» TASK GOAL: Copy each of the entries below faithfully, setting aside any pictures.

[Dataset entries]

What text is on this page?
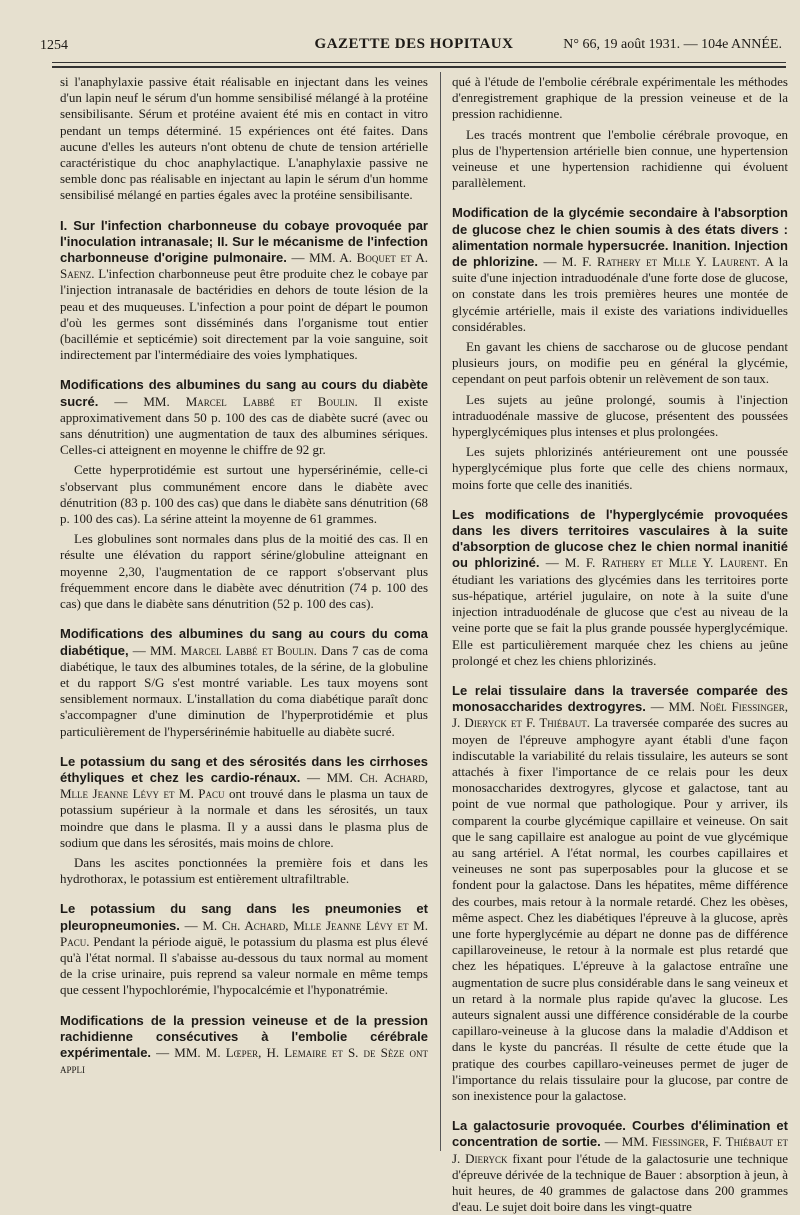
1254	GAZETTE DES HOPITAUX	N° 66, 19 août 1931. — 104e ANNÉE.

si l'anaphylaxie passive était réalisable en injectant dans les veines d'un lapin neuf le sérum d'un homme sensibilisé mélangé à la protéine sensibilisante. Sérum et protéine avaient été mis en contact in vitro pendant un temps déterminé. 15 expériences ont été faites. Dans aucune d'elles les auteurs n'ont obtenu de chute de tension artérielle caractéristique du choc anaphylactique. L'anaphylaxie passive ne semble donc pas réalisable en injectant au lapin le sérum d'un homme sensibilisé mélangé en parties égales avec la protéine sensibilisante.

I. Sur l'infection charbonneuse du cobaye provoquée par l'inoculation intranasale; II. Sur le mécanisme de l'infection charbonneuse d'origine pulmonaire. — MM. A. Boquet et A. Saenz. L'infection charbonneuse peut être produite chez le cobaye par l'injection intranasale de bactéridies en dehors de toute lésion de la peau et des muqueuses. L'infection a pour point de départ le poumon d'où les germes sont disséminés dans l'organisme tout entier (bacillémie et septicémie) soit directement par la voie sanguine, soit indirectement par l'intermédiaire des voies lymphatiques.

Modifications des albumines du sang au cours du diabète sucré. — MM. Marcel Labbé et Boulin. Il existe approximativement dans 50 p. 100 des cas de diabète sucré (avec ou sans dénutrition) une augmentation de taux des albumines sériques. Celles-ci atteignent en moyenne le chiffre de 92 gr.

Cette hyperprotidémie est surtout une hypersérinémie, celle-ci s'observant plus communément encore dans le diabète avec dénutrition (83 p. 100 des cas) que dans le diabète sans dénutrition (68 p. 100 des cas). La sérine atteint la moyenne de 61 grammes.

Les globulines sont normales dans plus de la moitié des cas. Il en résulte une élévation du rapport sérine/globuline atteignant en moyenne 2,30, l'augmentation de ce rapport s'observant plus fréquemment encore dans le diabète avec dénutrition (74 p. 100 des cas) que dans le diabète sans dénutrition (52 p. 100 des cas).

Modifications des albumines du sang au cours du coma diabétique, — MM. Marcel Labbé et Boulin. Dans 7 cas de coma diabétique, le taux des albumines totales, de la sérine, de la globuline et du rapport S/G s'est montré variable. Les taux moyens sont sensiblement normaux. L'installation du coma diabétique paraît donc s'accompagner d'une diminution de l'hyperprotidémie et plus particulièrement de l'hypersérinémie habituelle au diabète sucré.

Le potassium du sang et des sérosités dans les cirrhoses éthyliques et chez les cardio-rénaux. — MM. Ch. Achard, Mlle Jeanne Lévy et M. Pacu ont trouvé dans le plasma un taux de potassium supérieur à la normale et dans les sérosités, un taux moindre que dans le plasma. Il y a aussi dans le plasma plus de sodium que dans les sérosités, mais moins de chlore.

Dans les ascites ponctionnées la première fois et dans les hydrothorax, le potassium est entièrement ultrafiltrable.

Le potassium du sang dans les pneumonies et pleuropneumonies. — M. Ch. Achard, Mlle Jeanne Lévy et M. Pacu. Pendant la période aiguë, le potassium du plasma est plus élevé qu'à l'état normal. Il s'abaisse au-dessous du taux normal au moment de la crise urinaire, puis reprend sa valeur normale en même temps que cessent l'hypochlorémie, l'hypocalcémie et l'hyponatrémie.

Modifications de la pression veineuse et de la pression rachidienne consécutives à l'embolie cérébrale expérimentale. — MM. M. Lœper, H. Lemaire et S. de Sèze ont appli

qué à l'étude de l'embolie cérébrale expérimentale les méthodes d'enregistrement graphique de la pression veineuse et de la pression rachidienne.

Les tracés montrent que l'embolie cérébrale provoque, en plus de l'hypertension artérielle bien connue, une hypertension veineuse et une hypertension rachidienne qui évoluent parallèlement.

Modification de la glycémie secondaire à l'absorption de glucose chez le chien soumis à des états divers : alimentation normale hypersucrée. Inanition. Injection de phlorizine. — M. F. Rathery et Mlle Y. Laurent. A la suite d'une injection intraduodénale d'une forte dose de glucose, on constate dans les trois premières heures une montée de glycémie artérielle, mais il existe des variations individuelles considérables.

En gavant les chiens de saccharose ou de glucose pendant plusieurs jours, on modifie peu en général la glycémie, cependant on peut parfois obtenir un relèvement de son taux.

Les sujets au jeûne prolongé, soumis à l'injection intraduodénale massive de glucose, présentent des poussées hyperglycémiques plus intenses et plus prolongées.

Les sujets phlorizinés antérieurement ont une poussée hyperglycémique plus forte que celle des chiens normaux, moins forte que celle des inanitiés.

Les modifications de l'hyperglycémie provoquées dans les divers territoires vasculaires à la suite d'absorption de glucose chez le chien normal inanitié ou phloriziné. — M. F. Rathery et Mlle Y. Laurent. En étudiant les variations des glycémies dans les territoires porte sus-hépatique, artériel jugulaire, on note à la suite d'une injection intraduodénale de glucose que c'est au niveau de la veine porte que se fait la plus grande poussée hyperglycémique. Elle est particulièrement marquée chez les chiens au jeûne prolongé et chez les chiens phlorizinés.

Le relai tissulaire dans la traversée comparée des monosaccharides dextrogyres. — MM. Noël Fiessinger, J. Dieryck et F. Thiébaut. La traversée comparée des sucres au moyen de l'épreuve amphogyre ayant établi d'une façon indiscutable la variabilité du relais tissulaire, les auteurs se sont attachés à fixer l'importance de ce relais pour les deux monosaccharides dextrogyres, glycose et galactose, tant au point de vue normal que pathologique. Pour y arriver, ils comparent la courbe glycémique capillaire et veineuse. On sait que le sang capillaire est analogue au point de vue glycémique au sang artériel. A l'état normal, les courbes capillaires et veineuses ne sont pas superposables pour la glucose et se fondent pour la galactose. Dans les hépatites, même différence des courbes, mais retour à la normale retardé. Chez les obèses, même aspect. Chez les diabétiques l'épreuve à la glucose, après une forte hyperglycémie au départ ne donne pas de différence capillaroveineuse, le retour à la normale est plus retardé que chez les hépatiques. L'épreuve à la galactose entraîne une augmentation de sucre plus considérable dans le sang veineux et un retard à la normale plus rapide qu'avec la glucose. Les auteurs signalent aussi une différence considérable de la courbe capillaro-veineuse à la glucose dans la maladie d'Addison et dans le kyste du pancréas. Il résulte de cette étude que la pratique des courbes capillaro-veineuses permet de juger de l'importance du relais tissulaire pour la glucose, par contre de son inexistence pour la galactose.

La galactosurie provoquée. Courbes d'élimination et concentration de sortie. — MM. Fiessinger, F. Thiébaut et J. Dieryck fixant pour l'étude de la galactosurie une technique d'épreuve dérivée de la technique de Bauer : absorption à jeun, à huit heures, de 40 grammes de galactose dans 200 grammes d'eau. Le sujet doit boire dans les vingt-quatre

» OUTPUT OF THE TASK:
What text is on this page?
1254	GAZETTE DES HOPITAUX	N° 66, 19 août 1931. — 104e ANNÉE.

si l'anaphylaxie passive était réalisable en injectant dans les veines d'un lapin neuf le sérum d'un homme sensibilisé mélangé à la protéine sensibilisante. Sérum et protéine avaient été mis en contact in vitro pendant un temps déterminé. 15 expériences ont été faites. Dans aucune d'elles les auteurs n'ont obtenu de chute de tension artérielle caractéristique du choc anaphylactique. L'anaphylaxie passive ne semble donc pas réalisable en injectant au lapin le sérum d'un homme sensibilisé mélangé en parties égales avec la protéine sensibilisante.

I. Sur l'infection charbonneuse du cobaye provoquée par l'inoculation intranasale; II. Sur le mécanisme de l'infection charbonneuse d'origine pulmonaire. — MM. A. Boquet et A. Saenz. L'infection charbonneuse peut être produite chez le cobaye par l'injection intranasale de bactéridies en dehors de toute lésion de la peau et des muqueuses. L'infection a pour point de départ le poumon d'où les germes sont disséminés dans l'organisme tout entier (bacillémie et septicémie) soit directement par la voie sanguine, soit indirectement par l'intermédiaire des voies lymphatiques.

Modifications des albumines du sang au cours du diabète sucré. — MM. Marcel Labbé et Boulin. Il existe approximativement dans 50 p. 100 des cas de diabète sucré (avec ou sans dénutrition) une augmentation de taux des albumines sériques. Celles-ci atteignent en moyenne le chiffre de 92 gr.

Cette hyperprotidémie est surtout une hypersérinémie, celle-ci s'observant plus communément encore dans le diabète avec dénutrition (83 p. 100 des cas) que dans le diabète sans dénutrition (68 p. 100 des cas). La sérine atteint la moyenne de 61 grammes.

Les globulines sont normales dans plus de la moitié des cas. Il en résulte une élévation du rapport sérine/globuline atteignant en moyenne 2,30, l'augmentation de ce rapport s'observant plus fréquemment encore dans le diabète avec dénutrition (74 p. 100 des cas) que dans le diabète sans dénutrition (52 p. 100 des cas).

Modifications des albumines du sang au cours du coma diabétique, — MM. Marcel Labbé et Boulin. Dans 7 cas de coma diabétique, le taux des albumines totales, de la sérine, de la globuline et du rapport S/G s'est montré variable. Les taux moyens sont sensiblement normaux. L'installation du coma diabétique paraît donc s'accompagner d'une diminution de l'hyperprotidémie et plus particulièrement de l'hypersérinémie habituelle au diabète sucré.

Le potassium du sang et des sérosités dans les cirrhoses éthyliques et chez les cardio-rénaux. — MM. Ch. Achard, Mlle Jeanne Lévy et M. Pacu ont trouvé dans le plasma un taux de potassium supérieur à la normale et dans les sérosités, un taux moindre que dans le plasma. Il y a aussi dans le plasma plus de sodium que dans les sérosités, mais moins de chlore.

Dans les ascites ponctionnées la première fois et dans les hydrothorax, le potassium est entièrement ultrafiltrable.

Le potassium du sang dans les pneumonies et pleuropneumonies. — M. Ch. Achard, Mlle Jeanne Lévy et M. Pacu. Pendant la période aiguë, le potassium du plasma est plus élevé qu'à l'état normal. Il s'abaisse au-dessous du taux normal au moment de la crise urinaire, puis reprend sa valeur normale en même temps que cessent l'hypochlorémie, l'hypocalcémie et l'hyponatrémie.

Modifications de la pression veineuse et de la pression rachidienne consécutives à l'embolie cérébrale expérimentale. — MM. M. Lœper, H. Lemaire et S. de Sèze ont appli

qué à l'étude de l'embolie cérébrale expérimentale les méthodes d'enregistrement graphique de la pression veineuse et de la pression rachidienne.

Les tracés montrent que l'embolie cérébrale provoque, en plus de l'hypertension artérielle bien connue, une hypertension veineuse et une hypertension rachidienne qui évoluent parallèlement.

Modification de la glycémie secondaire à l'absorption de glucose chez le chien soumis à des états divers : alimentation normale hypersucrée. Inanition. Injection de phlorizine. — M. F. Rathery et Mlle Y. Laurent. A la suite d'une injection intraduodénale d'une forte dose de glucose, on constate dans les trois premières heures une montée de glycémie artérielle, mais il existe des variations individuelles considérables.

En gavant les chiens de saccharose ou de glucose pendant plusieurs jours, on modifie peu en général la glycémie, cependant on peut parfois obtenir un relèvement de son taux.

Les sujets au jeûne prolongé, soumis à l'injection intraduodénale massive de glucose, présentent des poussées hyperglycémiques plus intenses et plus prolongées.

Les sujets phlorizinés antérieurement ont une poussée hyperglycémique plus forte que celle des chiens normaux, moins forte que celle des inanitiés.

Les modifications de l'hyperglycémie provoquées dans les divers territoires vasculaires à la suite d'absorption de glucose chez le chien normal inanitié ou phloriziné. — M. F. Rathery et Mlle Y. Laurent. En étudiant les variations des glycémies dans les territoires porte sus-hépatique, artériel jugulaire, on note à la suite d'une injection intraduodénale de glucose que c'est au niveau de la veine porte que se fait la plus grande poussée hyperglycémique. Elle est particulièrement marquée chez les chiens au jeûne prolongé et chez les chiens phlorizinés.

Le relai tissulaire dans la traversée comparée des monosaccharides dextrogyres. — MM. Noël Fiessinger, J. Dieryck et F. Thiébaut. La traversée comparée des sucres au moyen de l'épreuve amphogyre ayant établi d'une façon indiscutable la variabilité du relais tissulaire, les auteurs se sont attachés à fixer l'importance de ce relais pour les deux monosaccharides dextrogyres, glycose et galactose, tant au point de vue normal que pathologique. Pour y arriver, ils comparent la courbe glycémique capillaire et veineuse. On sait que le sang capillaire est analogue au point de vue glycémique au sang artériel. A l'état normal, les courbes capillaires et veineuses ne sont pas superposables pour la glucose et se fondent pour la galactose. Dans les hépatites, même différence des courbes, mais retour à la normale retardé. Chez les obèses, même aspect. Chez les diabétiques l'épreuve à la glucose, après une forte hyperglycémie au départ ne donne pas de différence capillaroveineuse, le retour à la normale est plus retardé que chez les hépatiques. L'épreuve à la galactose entraîne une augmentation de sucre plus considérable dans le sang veineux et un retard à la normale plus rapide qu'avec la glucose. Les auteurs signalent aussi une différence considérable de la courbe capillaro-veineuse à la glucose dans la maladie d'Addison et dans le kyste du pancréas. Il résulte de cette étude que la pratique des courbes capillaro-veineuses permet de juger de l'importance du relais tissulaire pour la glucose, par contre de son inexistence pour la galactose.

La galactosurie provoquée. Courbes d'élimination et concentration de sortie. — MM. Fiessinger, F. Thiébaut et J. Dieryck fixant pour l'étude de la galactosurie une technique d'épreuve dérivée de la technique de Bauer : absorption à jeun, à huit heures, de 40 grammes de galactose dans 200 grammes d'eau. Le sujet doit boire dans les vingt-quatre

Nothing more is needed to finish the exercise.